» Lines of data:
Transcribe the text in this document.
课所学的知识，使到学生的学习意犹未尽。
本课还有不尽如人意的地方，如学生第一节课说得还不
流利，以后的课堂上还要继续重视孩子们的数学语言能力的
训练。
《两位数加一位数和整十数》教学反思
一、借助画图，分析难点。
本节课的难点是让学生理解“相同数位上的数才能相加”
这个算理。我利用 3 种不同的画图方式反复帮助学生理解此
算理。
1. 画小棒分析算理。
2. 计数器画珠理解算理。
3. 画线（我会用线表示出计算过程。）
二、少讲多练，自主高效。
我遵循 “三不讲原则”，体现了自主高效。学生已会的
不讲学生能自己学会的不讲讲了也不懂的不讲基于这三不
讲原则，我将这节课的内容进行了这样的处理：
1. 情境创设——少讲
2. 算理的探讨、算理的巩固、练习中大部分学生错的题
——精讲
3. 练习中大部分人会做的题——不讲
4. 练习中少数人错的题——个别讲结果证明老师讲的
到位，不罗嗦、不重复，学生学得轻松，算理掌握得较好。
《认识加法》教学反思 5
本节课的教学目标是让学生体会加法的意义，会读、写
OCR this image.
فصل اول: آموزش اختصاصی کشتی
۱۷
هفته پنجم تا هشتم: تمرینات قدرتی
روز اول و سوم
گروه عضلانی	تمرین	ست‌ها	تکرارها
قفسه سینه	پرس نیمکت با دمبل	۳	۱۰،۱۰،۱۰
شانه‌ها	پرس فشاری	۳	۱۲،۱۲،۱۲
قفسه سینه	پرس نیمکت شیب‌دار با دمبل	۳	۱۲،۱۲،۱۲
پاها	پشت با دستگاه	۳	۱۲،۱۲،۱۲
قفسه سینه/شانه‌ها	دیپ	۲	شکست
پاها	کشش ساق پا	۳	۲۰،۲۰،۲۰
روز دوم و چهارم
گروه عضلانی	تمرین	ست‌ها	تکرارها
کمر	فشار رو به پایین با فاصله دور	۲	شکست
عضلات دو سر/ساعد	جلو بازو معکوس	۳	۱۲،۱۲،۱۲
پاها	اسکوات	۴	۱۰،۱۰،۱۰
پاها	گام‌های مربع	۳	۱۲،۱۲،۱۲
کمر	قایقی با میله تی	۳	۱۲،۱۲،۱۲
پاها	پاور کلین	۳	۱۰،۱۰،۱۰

» Work to complete: Repeat the records above exactly as they appear.

» Exercise answer:
Transcribe the text in this document.
课所学的知识，使到学生的学习意犹未尽。
本课还有不尽如人意的地方，如学生第一节课说得还不
流利，以后的课堂上还要继续重视孩子们的数学语言能力的
训练。
《两位数加一位数和整十数》教学反思
一、借助画图，分析难点。
本节课的难点是让学生理解“相同数位上的数才能相加”
这个算理。我利用 3 种不同的画图方式反复帮助学生理解此
算理。
1. 画小棒分析算理。
2. 计数器画珠理解算理。
3. 画线（我会用线表示出计算过程。）
二、少讲多练，自主高效。
我遵循 “三不讲原则”，体现了自主高效。学生已会的
不讲学生能自己学会的不讲讲了也不懂的不讲基于这三不
讲原则，我将这节课的内容进行了这样的处理：
1. 情境创设——少讲
2. 算理的探讨、算理的巩固、练习中大部分学生错的题
——精讲
3. 练习中大部分人会做的题——不讲
4. 练习中少数人错的题——个别讲结果证明老师讲的
到位，不罗嗦、不重复，学生学得轻松，算理掌握得较好。
《认识加法》教学反思 5
本节课的教学目标是让学生体会加法的意义，会读、写
OCR this image.
فصل اول: آموزش اختصاصی کشتی
۱۷
هفته پنجم تا هشتم: تمرینات قدرتی
روز اول و سوم
گروه عضلانی	تمرین	ست‌ها	تکرارها
قفسه سینه	پرس نیمکت با دمبل	۳	۱۰،۱۰،۱۰
شانه‌ها	پرس فشاری	۳	۱۲،۱۲،۱۲
قفسه سینه	پرس نیمکت شیب‌دار با دمبل	۳	۱۲،۱۲،۱۲
پاها	پشت با دستگاه	۳	۱۲،۱۲،۱۲
قفسه سینه/شانه‌ها	دیپ	۲	شکست
پاها	کشش ساق پا	۳	۲۰،۲۰،۲۰
روز دوم و چهارم
گروه عضلانی	تمرین	ست‌ها	تکرارها
کمر	فشار رو به پایین با فاصله دور	۲	شکست
عضلات دو سر/ساعد	جلو بازو معکوس	۳	۱۲،۱۲،۱۲
پاها	اسکوات	۴	۱۰،۱۰،۱۰
پاها	گام‌های مربع	۳	۱۲،۱۲،۱۲
کمر	قایقی با میله تی	۳	۱۲،۱۲،۱۲
پاها	پاور کلین	۳	۱۰،۱۰،۱۰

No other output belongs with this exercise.